- [EXERCISE INSTRUCTIONS]: Search the material for "mosaic" and show all lines that contain it.

#### EXTRACTED MATERIAL

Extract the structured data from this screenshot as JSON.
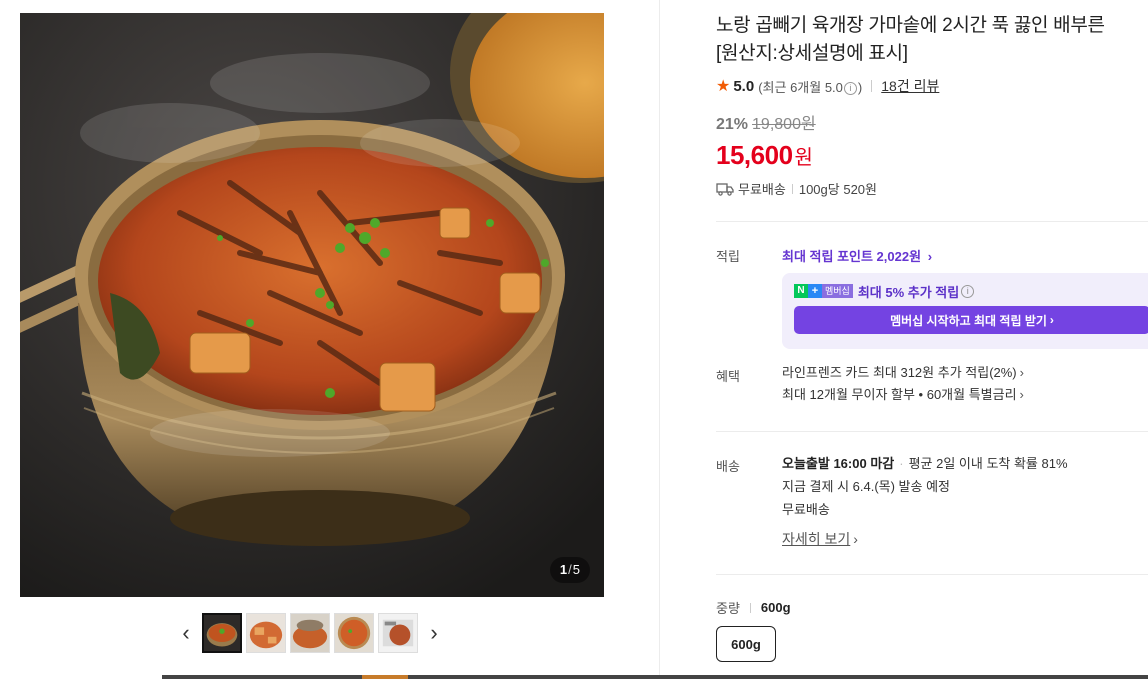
{
  "gallery": {
    "page_current": "1",
    "page_total": "5",
    "thumbnail_count": 5,
    "prev_arrow": "‹",
    "next_arrow": "›"
  },
  "product": {
    "title_line1": "노랑 곱빼기 육개장 가마솥에 2시간 푹 끓인 배부른",
    "title_line2": "[원산지:상세설명에 표시]",
    "rating": "5.0",
    "rating_recent": "(최근 6개월 5.0",
    "rating_recent_close": ")",
    "review_count": "18건 리뷰",
    "discount_rate": "21%",
    "original_price": "19,800원",
    "price": "15,600",
    "price_unit": "원",
    "shipping_free": "무료배송",
    "unit_price": "100g당 520원"
  },
  "points": {
    "label": "적립",
    "max_points": "최대 적립 포인트 2,022원",
    "membership_extra": "최대 5% 추가 적립",
    "npay_n": "N",
    "npay_plus": "+",
    "npay_text": "멤버십",
    "membership_button": "멤버십 시작하고 최대 적립 받기"
  },
  "benefits": {
    "label": "혜택",
    "card": "라인프렌즈 카드 최대 312원 추가 적립(2%)",
    "installment": "최대 12개월 무이자 할부 • 60개월 특별금리"
  },
  "delivery": {
    "label": "배송",
    "today_ship": "오늘출발 16:00 마감",
    "arrival_prob": "평균 2일 이내 도착 확률 81%",
    "ship_date": "지금 결제 시 6.4.(목) 발송 예정",
    "free": "무료배송",
    "detail_link": "자세히 보기"
  },
  "option": {
    "label": "중량",
    "selected": "600g",
    "choices": [
      "600g"
    ]
  },
  "colors": {
    "price_red": "#e4001c",
    "points_purple": "#6535d1",
    "membership_button": "#7443e2",
    "star_orange": "#f25c05"
  }
}
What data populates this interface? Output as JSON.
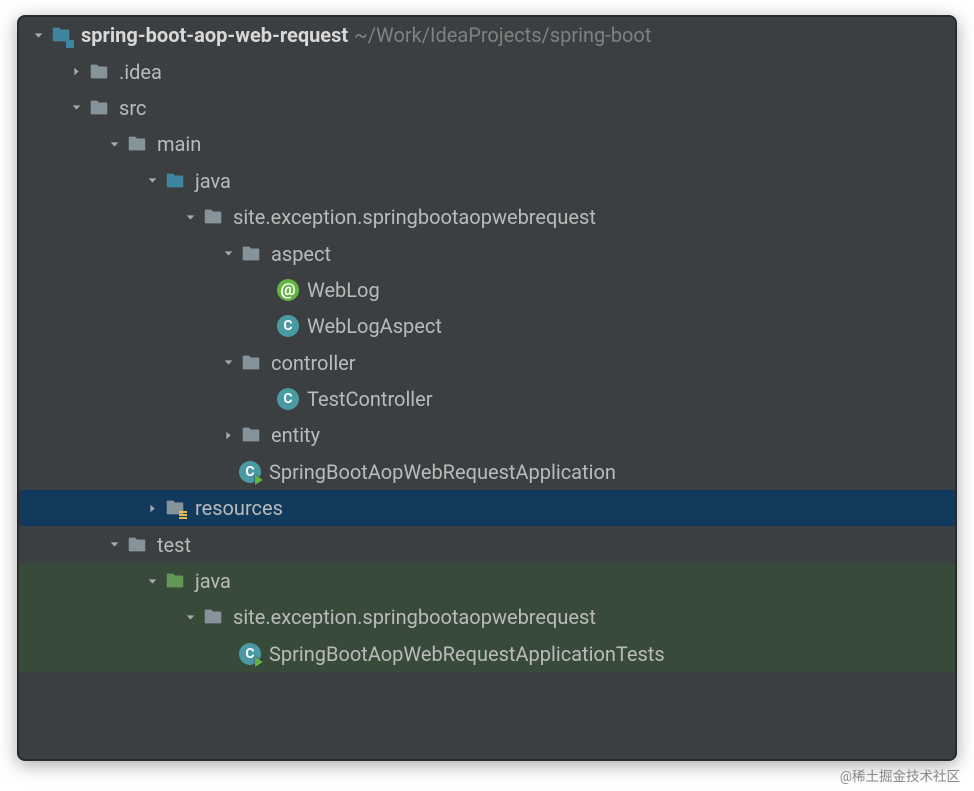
{
  "watermark": "@稀土掘金技术社区",
  "tree": [
    {
      "indent": 0,
      "arrow": "down",
      "icon": "module",
      "label": "spring-boot-aop-web-request",
      "bold": true,
      "suffix": "~/Work/IdeaProjects/spring-boot",
      "name": "root-project"
    },
    {
      "indent": 1,
      "arrow": "right",
      "icon": "folder-grey",
      "label": ".idea",
      "name": "folder-idea"
    },
    {
      "indent": 1,
      "arrow": "down",
      "icon": "folder-grey",
      "label": "src",
      "name": "folder-src"
    },
    {
      "indent": 2,
      "arrow": "down",
      "icon": "folder-grey",
      "label": "main",
      "name": "folder-main"
    },
    {
      "indent": 3,
      "arrow": "down",
      "icon": "folder-blue",
      "label": "java",
      "name": "folder-java-main"
    },
    {
      "indent": 4,
      "arrow": "down",
      "icon": "folder-grey",
      "label": "site.exception.springbootaopwebrequest",
      "name": "package-main"
    },
    {
      "indent": 5,
      "arrow": "down",
      "icon": "folder-grey",
      "label": "aspect",
      "name": "folder-aspect"
    },
    {
      "indent": 6,
      "arrow": "none",
      "icon": "annotation",
      "label": "WebLog",
      "name": "class-weblog"
    },
    {
      "indent": 6,
      "arrow": "none",
      "icon": "class",
      "label": "WebLogAspect",
      "name": "class-weblogaspect"
    },
    {
      "indent": 5,
      "arrow": "down",
      "icon": "folder-grey",
      "label": "controller",
      "name": "folder-controller"
    },
    {
      "indent": 6,
      "arrow": "none",
      "icon": "class",
      "label": "TestController",
      "name": "class-testcontroller"
    },
    {
      "indent": 5,
      "arrow": "right",
      "icon": "folder-grey",
      "label": "entity",
      "name": "folder-entity"
    },
    {
      "indent": 5,
      "arrow": "none",
      "icon": "class-run",
      "label": "SpringBootAopWebRequestApplication",
      "name": "class-application"
    },
    {
      "indent": 3,
      "arrow": "right",
      "icon": "resources",
      "label": "resources",
      "selected": true,
      "name": "folder-resources"
    },
    {
      "indent": 2,
      "arrow": "down",
      "icon": "folder-grey",
      "label": "test",
      "name": "folder-test"
    },
    {
      "indent": 3,
      "arrow": "down",
      "icon": "folder-green",
      "label": "java",
      "green": true,
      "name": "folder-java-test"
    },
    {
      "indent": 4,
      "arrow": "down",
      "icon": "folder-grey",
      "label": "site.exception.springbootaopwebrequest",
      "green": true,
      "name": "package-test"
    },
    {
      "indent": 5,
      "arrow": "none",
      "icon": "class-run",
      "label": "SpringBootAopWebRequestApplicationTests",
      "green": true,
      "name": "class-applicationtests"
    }
  ]
}
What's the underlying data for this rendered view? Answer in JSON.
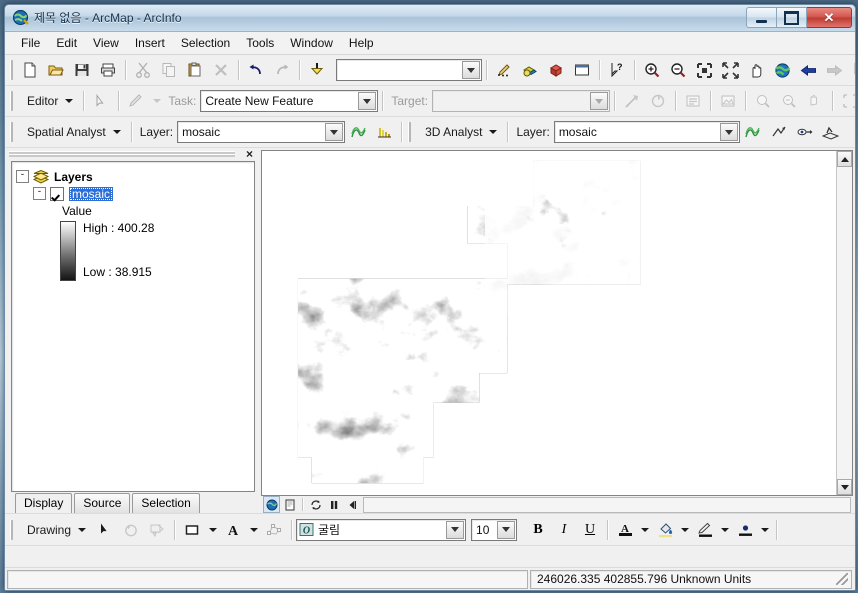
{
  "window": {
    "title": "제목 없음 - ArcMap - ArcInfo",
    "app_icon": "arcmap-globe-icon",
    "minimize_label": "Minimize",
    "maximize_label": "Maximize",
    "close_label": "Close"
  },
  "menubar": {
    "items": [
      {
        "label": "File",
        "accel": "F"
      },
      {
        "label": "Edit",
        "accel": "E"
      },
      {
        "label": "View",
        "accel": "V"
      },
      {
        "label": "Insert",
        "accel": "I"
      },
      {
        "label": "Selection",
        "accel": "S"
      },
      {
        "label": "Tools",
        "accel": "T"
      },
      {
        "label": "Window",
        "accel": "W"
      },
      {
        "label": "Help",
        "accel": "H"
      }
    ]
  },
  "standard_toolbar": {
    "buttons": [
      {
        "name": "new-map-icon",
        "title": "New Map File"
      },
      {
        "name": "open-icon",
        "title": "Open"
      },
      {
        "name": "save-icon",
        "title": "Save"
      },
      {
        "name": "print-icon",
        "title": "Print"
      },
      {
        "name": "cut-icon",
        "title": "Cut"
      },
      {
        "name": "copy-icon",
        "title": "Copy"
      },
      {
        "name": "paste-icon",
        "title": "Paste"
      },
      {
        "name": "delete-icon",
        "title": "Delete"
      },
      {
        "name": "undo-icon",
        "title": "Undo"
      },
      {
        "name": "redo-icon",
        "title": "Redo"
      },
      {
        "name": "add-data-icon",
        "title": "Add Data"
      }
    ],
    "scale_value": "",
    "scale_placeholder": "",
    "right_buttons": [
      {
        "name": "editor-toolbox-icon",
        "title": "Editor Toolbox"
      },
      {
        "name": "arctoolbox-icon",
        "title": "ArcToolbox"
      },
      {
        "name": "model-builder-icon",
        "title": "ModelBuilder"
      },
      {
        "name": "command-line-icon",
        "title": "Show Command Line Window"
      },
      {
        "name": "whats-this-icon",
        "title": "What's This?"
      }
    ],
    "nav_buttons": [
      {
        "name": "zoom-in-icon",
        "title": "Zoom In"
      },
      {
        "name": "zoom-out-icon",
        "title": "Zoom Out"
      },
      {
        "name": "fixed-zoom-in-icon",
        "title": "Fixed Zoom In"
      },
      {
        "name": "fixed-zoom-out-icon",
        "title": "Fixed Zoom Out"
      },
      {
        "name": "pan-icon",
        "title": "Pan"
      },
      {
        "name": "full-extent-icon",
        "title": "Full Extent"
      },
      {
        "name": "back-extent-icon",
        "title": "Go Back To Previous Extent"
      },
      {
        "name": "forward-extent-icon",
        "title": "Go To Next Extent"
      },
      {
        "name": "select-features-icon",
        "title": "Select Features"
      },
      {
        "name": "clear-selection-icon",
        "title": "Clear Selected Features"
      }
    ]
  },
  "editor_toolbar": {
    "menu_label": "Editor",
    "edit_tool_icon": "edit-arrow-icon",
    "sketch_tool_icon": "sketch-pencil-icon",
    "task_label": "Task:",
    "task_value": "Create New Feature",
    "target_label": "Target:",
    "target_value": "",
    "tools": [
      {
        "name": "split-tool-icon",
        "title": "Split Tool"
      },
      {
        "name": "rotate-tool-icon",
        "title": "Rotate Tool"
      },
      {
        "name": "attributes-icon",
        "title": "Attributes"
      },
      {
        "name": "sketch-properties-icon",
        "title": "Sketch Properties"
      },
      {
        "name": "trace-tool-icon",
        "title": "Trace Tool"
      },
      {
        "name": "end-point-arc-icon",
        "title": "End Point Arc Tool"
      },
      {
        "name": "midpoint-tool-icon",
        "title": "Midpoint Tool"
      },
      {
        "name": "intersection-tool-icon",
        "title": "Intersection Tool"
      }
    ]
  },
  "spatial_analyst_toolbar": {
    "menu_label": "Spatial Analyst",
    "layer_label": "Layer:",
    "layer_value": "mosaic",
    "tools": [
      {
        "name": "histogram-green-icon",
        "title": "Create Contour"
      },
      {
        "name": "histogram-yellow-icon",
        "title": "Histogram"
      }
    ]
  },
  "analyst3d_toolbar": {
    "menu_label": "3D Analyst",
    "layer_label": "Layer:",
    "layer_value": "mosaic",
    "tools": [
      {
        "name": "contour-icon",
        "title": "Create Contour"
      },
      {
        "name": "steepest-path-icon",
        "title": "Steepest Path"
      },
      {
        "name": "line-of-sight-icon",
        "title": "Line Of Sight"
      },
      {
        "name": "profile-graph-icon",
        "title": "Create Profile Graph"
      }
    ]
  },
  "toc": {
    "close_label": "×",
    "root": {
      "label": "Layers",
      "icon": "layers-stack-icon",
      "expander": "-"
    },
    "layer": {
      "name": "mosaic",
      "expander": "-",
      "checked": true,
      "value_header": "Value",
      "high_label": "High : 400.28",
      "low_label": "Low : 38.915",
      "ramp_high_color": "#ffffff",
      "ramp_low_color": "#000000"
    },
    "tabs": [
      {
        "label": "Display",
        "active": true
      },
      {
        "label": "Source",
        "active": false
      },
      {
        "label": "Selection",
        "active": false
      }
    ]
  },
  "map_view": {
    "background_color": "#ffffff",
    "raster_name": "mosaic",
    "bottom_buttons": [
      {
        "name": "data-view-icon",
        "title": "Data View",
        "active": true
      },
      {
        "name": "layout-view-icon",
        "title": "Layout View",
        "active": false
      },
      {
        "name": "refresh-view-icon",
        "title": "Refresh View",
        "active": false
      },
      {
        "name": "pause-drawing-icon",
        "title": "Pause Drawing",
        "active": false
      },
      {
        "name": "scroll-left-icon",
        "title": "Scroll Left",
        "active": false
      }
    ]
  },
  "drawing_toolbar": {
    "menu_label": "Drawing",
    "tools": [
      {
        "name": "select-elements-icon",
        "title": "Select Elements"
      },
      {
        "name": "rotate-element-icon",
        "title": "Rotate"
      },
      {
        "name": "html-popup-icon",
        "title": "Identify"
      }
    ],
    "shape_icon": "rectangle-shape-icon",
    "text_icon": "new-text-icon",
    "edit-vertices-icon": "edit-vertices-icon",
    "font_icon": "font-otf-icon",
    "font_value": "굴림",
    "font_size_value": "10",
    "bold_label": "B",
    "italic_label": "I",
    "underline_label": "U",
    "color_buttons": [
      {
        "name": "font-color-icon",
        "title": "Font Color"
      },
      {
        "name": "fill-color-icon",
        "title": "Fill Color"
      },
      {
        "name": "line-color-icon",
        "title": "Line Color"
      },
      {
        "name": "marker-color-icon",
        "title": "Marker Color"
      }
    ]
  },
  "status_bar": {
    "coordinates": "246026.335  402855.796 Unknown Units",
    "left_message": ""
  }
}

########

- [TASK OUTPUT]:
    "layer_value": "mosaic",
    "layer_value": "mosaic",
      "name": "mosaic",
    "raster_name": "mosaic",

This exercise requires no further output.